**WHAT YOU SHOULD DO**
Write down every entry below once more, exactly.

**DATA LISTING**
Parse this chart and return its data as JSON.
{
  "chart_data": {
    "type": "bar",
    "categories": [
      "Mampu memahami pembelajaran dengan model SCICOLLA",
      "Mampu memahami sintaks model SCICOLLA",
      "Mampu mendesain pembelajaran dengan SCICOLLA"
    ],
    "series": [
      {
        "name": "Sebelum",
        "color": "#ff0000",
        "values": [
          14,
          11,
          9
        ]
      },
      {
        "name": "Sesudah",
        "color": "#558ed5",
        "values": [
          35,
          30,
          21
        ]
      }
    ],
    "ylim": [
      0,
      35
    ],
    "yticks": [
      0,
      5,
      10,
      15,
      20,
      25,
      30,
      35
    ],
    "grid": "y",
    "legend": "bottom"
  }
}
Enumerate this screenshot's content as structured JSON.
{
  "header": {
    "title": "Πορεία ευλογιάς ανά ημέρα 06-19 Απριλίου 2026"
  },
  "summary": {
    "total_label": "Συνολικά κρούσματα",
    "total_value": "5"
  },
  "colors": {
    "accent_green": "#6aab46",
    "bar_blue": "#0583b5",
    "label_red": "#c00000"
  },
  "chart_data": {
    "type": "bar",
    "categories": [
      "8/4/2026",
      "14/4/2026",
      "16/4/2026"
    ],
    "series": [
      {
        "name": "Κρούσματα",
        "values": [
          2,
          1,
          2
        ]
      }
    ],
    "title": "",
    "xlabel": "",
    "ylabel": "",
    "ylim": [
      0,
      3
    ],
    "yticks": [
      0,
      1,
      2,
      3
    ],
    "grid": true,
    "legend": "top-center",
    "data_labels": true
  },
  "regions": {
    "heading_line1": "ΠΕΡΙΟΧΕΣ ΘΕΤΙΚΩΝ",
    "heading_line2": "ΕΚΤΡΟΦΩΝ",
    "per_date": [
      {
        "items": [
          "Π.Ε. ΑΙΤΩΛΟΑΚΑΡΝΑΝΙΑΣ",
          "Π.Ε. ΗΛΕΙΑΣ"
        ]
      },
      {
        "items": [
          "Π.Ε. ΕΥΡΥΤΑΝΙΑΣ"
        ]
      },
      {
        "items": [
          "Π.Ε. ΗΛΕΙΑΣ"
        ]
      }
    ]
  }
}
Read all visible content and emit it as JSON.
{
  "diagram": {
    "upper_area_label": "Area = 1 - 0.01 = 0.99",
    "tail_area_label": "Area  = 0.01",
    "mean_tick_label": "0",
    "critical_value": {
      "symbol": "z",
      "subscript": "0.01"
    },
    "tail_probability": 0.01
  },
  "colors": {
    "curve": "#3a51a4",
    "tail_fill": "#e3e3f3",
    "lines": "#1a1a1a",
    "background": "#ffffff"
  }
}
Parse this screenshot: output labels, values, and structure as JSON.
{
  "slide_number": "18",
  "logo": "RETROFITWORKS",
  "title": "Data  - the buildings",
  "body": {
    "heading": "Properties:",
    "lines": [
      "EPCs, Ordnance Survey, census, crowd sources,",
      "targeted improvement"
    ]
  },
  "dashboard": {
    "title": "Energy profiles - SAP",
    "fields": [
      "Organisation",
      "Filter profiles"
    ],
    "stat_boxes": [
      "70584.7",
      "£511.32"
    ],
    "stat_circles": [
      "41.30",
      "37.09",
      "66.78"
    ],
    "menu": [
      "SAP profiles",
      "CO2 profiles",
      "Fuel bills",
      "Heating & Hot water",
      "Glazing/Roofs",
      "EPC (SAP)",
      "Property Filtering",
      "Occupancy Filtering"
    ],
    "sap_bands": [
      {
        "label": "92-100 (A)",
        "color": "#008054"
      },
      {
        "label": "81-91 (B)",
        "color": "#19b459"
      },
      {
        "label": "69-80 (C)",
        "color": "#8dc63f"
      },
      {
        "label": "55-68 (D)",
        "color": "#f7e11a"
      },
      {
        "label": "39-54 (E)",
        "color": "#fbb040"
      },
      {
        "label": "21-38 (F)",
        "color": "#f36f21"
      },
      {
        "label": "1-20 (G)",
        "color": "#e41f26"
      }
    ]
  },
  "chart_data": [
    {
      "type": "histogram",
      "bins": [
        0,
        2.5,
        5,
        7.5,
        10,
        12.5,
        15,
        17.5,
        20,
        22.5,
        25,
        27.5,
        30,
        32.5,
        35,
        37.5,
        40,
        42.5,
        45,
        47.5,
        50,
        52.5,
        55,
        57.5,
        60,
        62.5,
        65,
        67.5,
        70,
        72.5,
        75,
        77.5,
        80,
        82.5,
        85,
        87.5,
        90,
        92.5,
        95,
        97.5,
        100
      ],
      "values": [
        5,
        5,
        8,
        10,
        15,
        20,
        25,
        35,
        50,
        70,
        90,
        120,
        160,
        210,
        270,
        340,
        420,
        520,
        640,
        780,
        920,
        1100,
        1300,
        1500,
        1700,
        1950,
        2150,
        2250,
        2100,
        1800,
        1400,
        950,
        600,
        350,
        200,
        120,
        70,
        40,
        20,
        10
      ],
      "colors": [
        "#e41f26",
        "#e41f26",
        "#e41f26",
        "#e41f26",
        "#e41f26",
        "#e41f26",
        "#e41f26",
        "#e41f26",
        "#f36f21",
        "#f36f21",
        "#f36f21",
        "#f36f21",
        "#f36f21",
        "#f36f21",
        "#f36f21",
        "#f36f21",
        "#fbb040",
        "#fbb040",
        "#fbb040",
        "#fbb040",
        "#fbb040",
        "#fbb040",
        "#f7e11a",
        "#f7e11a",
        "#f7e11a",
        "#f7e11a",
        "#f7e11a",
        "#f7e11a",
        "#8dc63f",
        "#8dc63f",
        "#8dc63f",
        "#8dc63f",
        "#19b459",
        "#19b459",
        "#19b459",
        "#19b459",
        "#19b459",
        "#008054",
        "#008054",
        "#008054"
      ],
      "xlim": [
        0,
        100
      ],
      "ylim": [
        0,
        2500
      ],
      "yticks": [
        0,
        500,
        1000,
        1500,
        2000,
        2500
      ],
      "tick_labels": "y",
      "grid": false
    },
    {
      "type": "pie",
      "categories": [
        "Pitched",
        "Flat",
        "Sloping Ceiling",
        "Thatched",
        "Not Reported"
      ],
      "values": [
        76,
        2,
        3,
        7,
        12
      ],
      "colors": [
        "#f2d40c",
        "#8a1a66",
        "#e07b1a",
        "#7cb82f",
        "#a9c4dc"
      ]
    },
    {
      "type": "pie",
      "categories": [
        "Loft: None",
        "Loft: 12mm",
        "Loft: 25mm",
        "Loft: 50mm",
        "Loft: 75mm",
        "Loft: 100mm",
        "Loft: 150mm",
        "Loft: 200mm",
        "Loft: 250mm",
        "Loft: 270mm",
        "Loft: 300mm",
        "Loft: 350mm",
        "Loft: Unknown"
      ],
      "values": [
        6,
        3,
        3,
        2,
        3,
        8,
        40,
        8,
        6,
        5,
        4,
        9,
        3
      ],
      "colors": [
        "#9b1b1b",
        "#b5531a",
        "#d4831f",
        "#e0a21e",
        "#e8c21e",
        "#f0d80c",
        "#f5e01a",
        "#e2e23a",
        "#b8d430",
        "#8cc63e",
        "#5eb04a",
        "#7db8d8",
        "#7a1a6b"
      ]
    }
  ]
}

**RESULT**
Parse this chart and return its data as JSON.
{
  "chart_data": {
    "type": "bar",
    "categories": [
      "Mampu memahami pembelajaran dengan model SCICOLLA",
      "Mampu memahami sintaks model SCICOLLA",
      "Mampu mendesain pembelajaran dengan SCICOLLA"
    ],
    "series": [
      {
        "name": "Sebelum",
        "color": "#ff0000",
        "values": [
          14,
          11,
          9
        ]
      },
      {
        "name": "Sesudah",
        "color": "#558ed5",
        "values": [
          35,
          30,
          21
        ]
      }
    ],
    "ylim": [
      0,
      35
    ],
    "yticks": [
      0,
      5,
      10,
      15,
      20,
      25,
      30,
      35
    ],
    "grid": "y",
    "legend": "bottom"
  }
}
Enumerate this screenshot's content as structured JSON.
{
  "header": {
    "title": "Πορεία ευλογιάς ανά ημέρα 06-19 Απριλίου 2026"
  },
  "summary": {
    "total_label": "Συνολικά κρούσματα",
    "total_value": "5"
  },
  "colors": {
    "accent_green": "#6aab46",
    "bar_blue": "#0583b5",
    "label_red": "#c00000"
  },
  "chart_data": {
    "type": "bar",
    "categories": [
      "8/4/2026",
      "14/4/2026",
      "16/4/2026"
    ],
    "series": [
      {
        "name": "Κρούσματα",
        "values": [
          2,
          1,
          2
        ]
      }
    ],
    "title": "",
    "xlabel": "",
    "ylabel": "",
    "ylim": [
      0,
      3
    ],
    "yticks": [
      0,
      1,
      2,
      3
    ],
    "grid": true,
    "legend": "top-center",
    "data_labels": true
  },
  "regions": {
    "heading_line1": "ΠΕΡΙΟΧΕΣ ΘΕΤΙΚΩΝ",
    "heading_line2": "ΕΚΤΡΟΦΩΝ",
    "per_date": [
      {
        "items": [
          "Π.Ε. ΑΙΤΩΛΟΑΚΑΡΝΑΝΙΑΣ",
          "Π.Ε. ΗΛΕΙΑΣ"
        ]
      },
      {
        "items": [
          "Π.Ε. ΕΥΡΥΤΑΝΙΑΣ"
        ]
      },
      {
        "items": [
          "Π.Ε. ΗΛΕΙΑΣ"
        ]
      }
    ]
  }
}
Read all visible content and emit it as JSON.
{
  "diagram": {
    "upper_area_label": "Area = 1 - 0.01 = 0.99",
    "tail_area_label": "Area  = 0.01",
    "mean_tick_label": "0",
    "critical_value": {
      "symbol": "z",
      "subscript": "0.01"
    },
    "tail_probability": 0.01
  },
  "colors": {
    "curve": "#3a51a4",
    "tail_fill": "#e3e3f3",
    "lines": "#1a1a1a",
    "background": "#ffffff"
  }
}
Parse this screenshot: output labels, values, and structure as JSON.
{
  "slide_number": "18",
  "logo": "RETROFITWORKS",
  "title": "Data  - the buildings",
  "body": {
    "heading": "Properties:",
    "lines": [
      "EPCs, Ordnance Survey, census, crowd sources,",
      "targeted improvement"
    ]
  },
  "dashboard": {
    "title": "Energy profiles - SAP",
    "fields": [
      "Organisation",
      "Filter profiles"
    ],
    "stat_boxes": [
      "70584.7",
      "£511.32"
    ],
    "stat_circles": [
      "41.30",
      "37.09",
      "66.78"
    ],
    "menu": [
      "SAP profiles",
      "CO2 profiles",
      "Fuel bills",
      "Heating & Hot water",
      "Glazing/Roofs",
      "EPC (SAP)",
      "Property Filtering",
      "Occupancy Filtering"
    ],
    "sap_bands": [
      {
        "label": "92-100 (A)",
        "color": "#008054"
      },
      {
        "label": "81-91 (B)",
        "color": "#19b459"
      },
      {
        "label": "69-80 (C)",
        "color": "#8dc63f"
      },
      {
        "label": "55-68 (D)",
        "color": "#f7e11a"
      },
      {
        "label": "39-54 (E)",
        "color": "#fbb040"
      },
      {
        "label": "21-38 (F)",
        "color": "#f36f21"
      },
      {
        "label": "1-20 (G)",
        "color": "#e41f26"
      }
    ]
  },
  "chart_data": [
    {
      "type": "histogram",
      "bins": [
        0,
        2.5,
        5,
        7.5,
        10,
        12.5,
        15,
        17.5,
        20,
        22.5,
        25,
        27.5,
        30,
        32.5,
        35,
        37.5,
        40,
        42.5,
        45,
        47.5,
        50,
        52.5,
        55,
        57.5,
        60,
        62.5,
        65,
        67.5,
        70,
        72.5,
        75,
        77.5,
        80,
        82.5,
        85,
        87.5,
        90,
        92.5,
        95,
        97.5,
        100
      ],
      "values": [
        5,
        5,
        8,
        10,
        15,
        20,
        25,
        35,
        50,
        70,
        90,
        120,
        160,
        210,
        270,
        340,
        420,
        520,
        640,
        780,
        920,
        1100,
        1300,
        1500,
        1700,
        1950,
        2150,
        2250,
        2100,
        1800,
        1400,
        950,
        600,
        350,
        200,
        120,
        70,
        40,
        20,
        10
      ],
      "colors": [
        "#e41f26",
        "#e41f26",
        "#e41f26",
        "#e41f26",
        "#e41f26",
        "#e41f26",
        "#e41f26",
        "#e41f26",
        "#f36f21",
        "#f36f21",
        "#f36f21",
        "#f36f21",
        "#f36f21",
        "#f36f21",
        "#f36f21",
        "#f36f21",
        "#fbb040",
        "#fbb040",
        "#fbb040",
        "#fbb040",
        "#fbb040",
        "#fbb040",
        "#f7e11a",
        "#f7e11a",
        "#f7e11a",
        "#f7e11a",
        "#f7e11a",
        "#f7e11a",
        "#8dc63f",
        "#8dc63f",
        "#8dc63f",
        "#8dc63f",
        "#19b459",
        "#19b459",
        "#19b459",
        "#19b459",
        "#19b459",
        "#008054",
        "#008054",
        "#008054"
      ],
      "xlim": [
        0,
        100
      ],
      "ylim": [
        0,
        2500
      ],
      "yticks": [
        0,
        500,
        1000,
        1500,
        2000,
        2500
      ],
      "tick_labels": "y",
      "grid": false
    },
    {
      "type": "pie",
      "categories": [
        "Pitched",
        "Flat",
        "Sloping Ceiling",
        "Thatched",
        "Not Reported"
      ],
      "values": [
        76,
        2,
        3,
        7,
        12
      ],
      "colors": [
        "#f2d40c",
        "#8a1a66",
        "#e07b1a",
        "#7cb82f",
        "#a9c4dc"
      ]
    },
    {
      "type": "pie",
      "categories": [
        "Loft: None",
        "Loft: 12mm",
        "Loft: 25mm",
        "Loft: 50mm",
        "Loft: 75mm",
        "Loft: 100mm",
        "Loft: 150mm",
        "Loft: 200mm",
        "Loft: 250mm",
        "Loft: 270mm",
        "Loft: 300mm",
        "Loft: 350mm",
        "Loft: Unknown"
      ],
      "values": [
        6,
        3,
        3,
        2,
        3,
        8,
        40,
        8,
        6,
        5,
        4,
        9,
        3
      ],
      "colors": [
        "#9b1b1b",
        "#b5531a",
        "#d4831f",
        "#e0a21e",
        "#e8c21e",
        "#f0d80c",
        "#f5e01a",
        "#e2e23a",
        "#b8d430",
        "#8cc63e",
        "#5eb04a",
        "#7db8d8",
        "#7a1a6b"
      ]
    }
  ]
}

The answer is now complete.